#### REQUIREMENT
Gather every line of the items below that contains the word "save" and copy each of those lines. Case counts.

#### RECORDED INFORMATION
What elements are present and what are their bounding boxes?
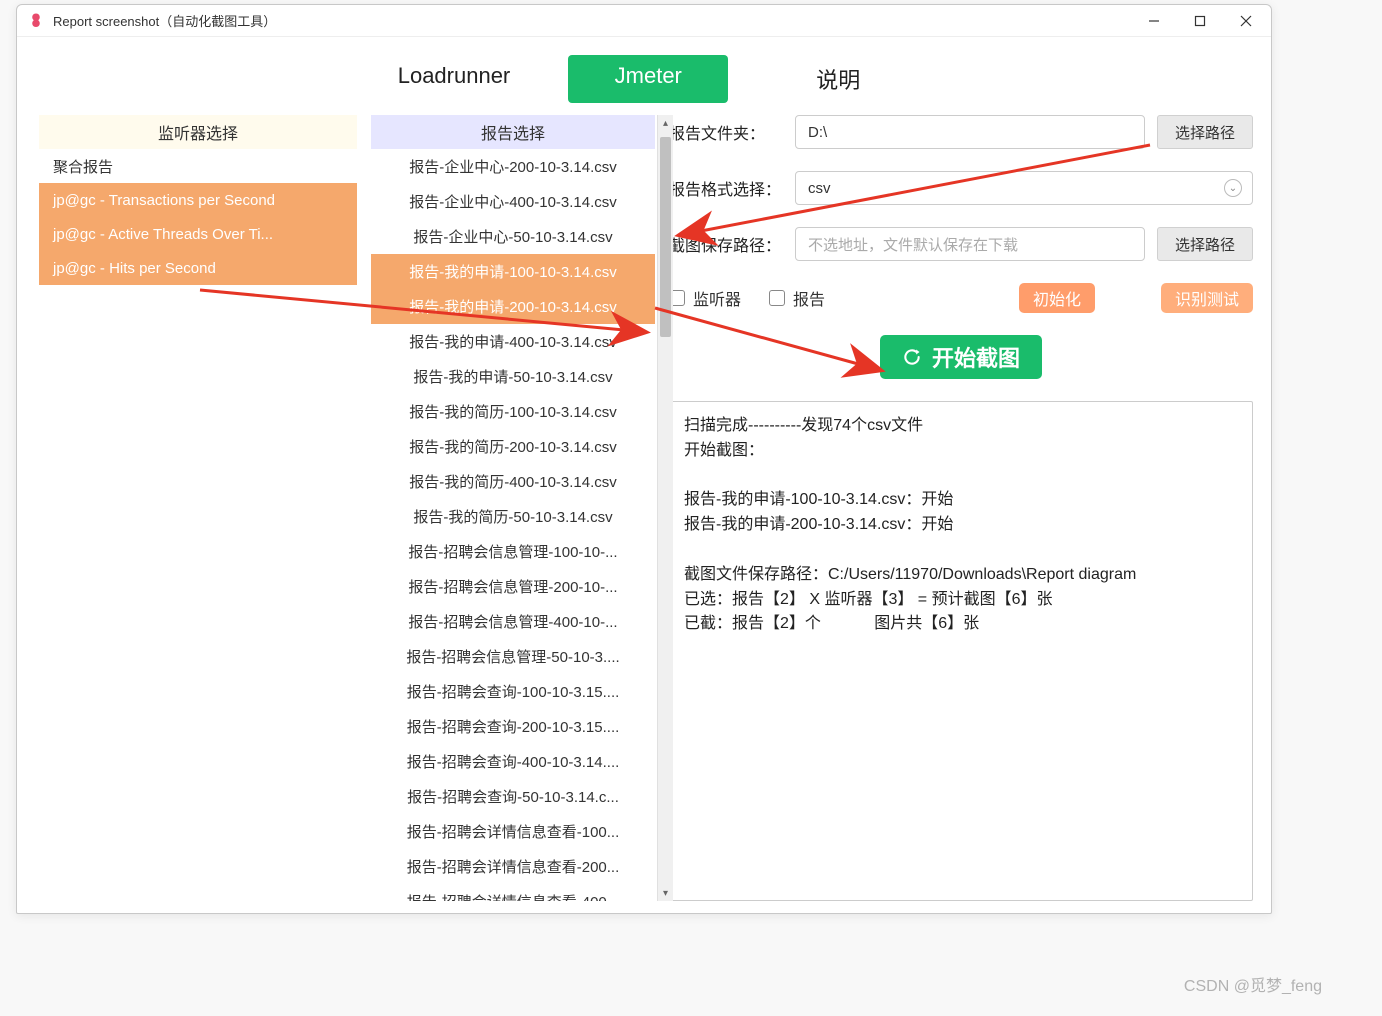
report-item[interactable]: 报告-招聘会详情信息查看-400... xyxy=(371,884,655,901)
label-format: 报告格式选择： xyxy=(669,176,795,200)
main-row: 监听器选择 聚合报告jp@gc - Transactions per Secon… xyxy=(17,115,1271,913)
input-save-path[interactable]: 不选地址，文件默认保存在下载 xyxy=(795,227,1145,261)
report-item[interactable]: 报告-企业中心-50-10-3.14.csv xyxy=(371,219,655,254)
start-screenshot-button[interactable]: 开始截图 xyxy=(880,335,1042,379)
report-item[interactable]: 报告-我的申请-200-10-3.14.csv xyxy=(371,289,655,324)
checkbox-listener[interactable]: 监听器 xyxy=(669,286,741,310)
label-save-path: 截图保存路径： xyxy=(669,232,795,256)
scroll-up-icon[interactable]: ▴ xyxy=(658,115,673,131)
window-content: Loadrunner Jmeter 说明 监听器选择 聚合报告jp@gc - T… xyxy=(17,37,1271,913)
listener-column: 监听器选择 聚合报告jp@gc - Transactions per Secon… xyxy=(39,115,357,901)
report-item[interactable]: 报告-企业中心-400-10-3.14.csv xyxy=(371,184,655,219)
row-save-path: 截图保存路径： 不选地址，文件默认保存在下载 选择路径 xyxy=(669,227,1253,261)
input-save-path-placeholder: 不选地址，文件默认保存在下载 xyxy=(808,234,1018,255)
select-format-value: csv xyxy=(808,180,831,197)
checkbox-box-icon xyxy=(769,290,785,306)
report-item[interactable]: 报告-招聘会信息管理-400-10-... xyxy=(371,604,655,639)
app-icon xyxy=(27,12,45,30)
row-report-folder: 报告文件夹： D:\ 选择路径 xyxy=(669,115,1253,149)
scroll-thumb[interactable] xyxy=(660,137,671,337)
settings-column: 报告文件夹： D:\ 选择路径 报告格式选择： csv ⌄ 截图保存路径： 不选… xyxy=(669,115,1253,901)
report-item[interactable]: 报告-招聘会详情信息查看-100... xyxy=(371,814,655,849)
browse-folder-button[interactable]: 选择路径 xyxy=(1157,115,1253,149)
listener-item[interactable]: jp@gc - Active Threads Over Ti... xyxy=(39,217,357,251)
browse-save-button[interactable]: 选择路径 xyxy=(1157,227,1253,261)
row-start: 开始截图 xyxy=(669,335,1253,379)
report-item[interactable]: 报告-企业中心-200-10-3.14.csv xyxy=(371,149,655,184)
report-item[interactable]: 报告-我的简历-100-10-3.14.csv xyxy=(371,394,655,429)
report-header: 报告选择 xyxy=(371,115,655,149)
report-item[interactable]: 报告-我的简历-50-10-3.14.csv xyxy=(371,499,655,534)
input-report-folder[interactable]: D:\ xyxy=(795,115,1145,149)
tab-jmeter[interactable]: Jmeter xyxy=(568,55,728,103)
init-button[interactable]: 初始化 xyxy=(1019,283,1095,313)
report-item[interactable]: 报告-招聘会信息管理-100-10-... xyxy=(371,534,655,569)
select-format[interactable]: csv ⌄ xyxy=(795,171,1253,205)
listener-header: 监听器选择 xyxy=(39,115,357,149)
report-item[interactable]: 报告-我的简历-200-10-3.14.csv xyxy=(371,429,655,464)
report-item[interactable]: 报告-我的申请-50-10-3.14.csv xyxy=(371,359,655,394)
input-report-folder-value: D:\ xyxy=(808,124,827,141)
app-window: Report screenshot（自动化截图工具） Loadrunner Jm… xyxy=(16,4,1272,914)
tab-loadrunner[interactable]: Loadrunner xyxy=(370,55,539,103)
report-item[interactable]: 报告-招聘会查询-400-10-3.14.... xyxy=(371,744,655,779)
scroll-down-icon[interactable]: ▾ xyxy=(658,885,673,901)
detect-button[interactable]: 识别测试 xyxy=(1161,283,1253,313)
titlebar[interactable]: Report screenshot（自动化截图工具） xyxy=(17,5,1271,37)
window-title: Report screenshot（自动化截图工具） xyxy=(53,11,276,30)
listener-item[interactable]: jp@gc - Transactions per Second xyxy=(39,183,357,217)
maximize-button[interactable] xyxy=(1177,5,1223,36)
start-button-label: 开始截图 xyxy=(932,341,1020,373)
refresh-icon xyxy=(902,347,922,367)
tab-bar: Loadrunner Jmeter 说明 xyxy=(17,37,1271,115)
row-checkboxes: 监听器 报告 初始化 识别测试 xyxy=(669,283,1253,313)
report-column: 报告选择 报告-企业中心-200-10-3.14.csv报告-企业中心-400-… xyxy=(371,115,655,901)
watermark: CSDN @觅梦_feng xyxy=(1184,972,1322,996)
report-item[interactable]: 报告-招聘会查询-50-10-3.14.c... xyxy=(371,779,655,814)
listener-item[interactable]: jp@gc - Hits per Second xyxy=(39,251,357,285)
report-item[interactable]: 报告-我的简历-400-10-3.14.csv xyxy=(371,464,655,499)
checkbox-report[interactable]: 报告 xyxy=(769,286,825,310)
report-item[interactable]: 报告-招聘会查询-100-10-3.15.... xyxy=(371,674,655,709)
minimize-button[interactable] xyxy=(1131,5,1177,36)
report-scrollbar[interactable]: ▴ ▾ xyxy=(657,115,673,901)
chevron-down-icon: ⌄ xyxy=(1224,179,1242,197)
report-item[interactable]: 报告-招聘会信息管理-50-10-3.... xyxy=(371,639,655,674)
close-button[interactable] xyxy=(1223,5,1269,36)
report-item[interactable]: 报告-招聘会信息管理-200-10-... xyxy=(371,569,655,604)
report-list[interactable]: 报告-企业中心-200-10-3.14.csv报告-企业中心-400-10-3.… xyxy=(371,149,655,901)
window-controls xyxy=(1131,5,1269,36)
report-item[interactable]: 报告-我的申请-100-10-3.14.csv xyxy=(371,254,655,289)
report-item[interactable]: 报告-招聘会查询-200-10-3.15.... xyxy=(371,709,655,744)
checkbox-report-label: 报告 xyxy=(793,286,825,310)
listener-list[interactable]: 聚合报告jp@gc - Transactions per Secondjp@gc… xyxy=(39,149,357,901)
listener-item[interactable]: 聚合报告 xyxy=(39,149,357,183)
report-item[interactable]: 报告-我的申请-400-10-3.14.csv xyxy=(371,324,655,359)
tab-help[interactable]: 说明 xyxy=(758,55,918,103)
row-format: 报告格式选择： csv ⌄ xyxy=(669,171,1253,205)
checkbox-listener-label: 监听器 xyxy=(693,286,741,310)
label-report-folder: 报告文件夹： xyxy=(669,120,795,144)
log-output[interactable]: 扫描完成----------发现74个csv文件 开始截图： 报告-我的申请-1… xyxy=(669,401,1253,901)
report-item[interactable]: 报告-招聘会详情信息查看-200... xyxy=(371,849,655,884)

#### ANSWER
input-save-path[interactable]: 不选地址，文件默认保存在下载 xyxy=(795,227,1145,261)
label-save-path: 截图保存路径： xyxy=(669,232,795,256)
row-save-path: 截图保存路径： 不选地址，文件默认保存在下载 选择路径 xyxy=(669,227,1253,261)
input-save-path-placeholder: 不选地址，文件默认保存在下载 xyxy=(808,234,1018,255)
browse-save-button[interactable]: 选择路径 xyxy=(1157,227,1253,261)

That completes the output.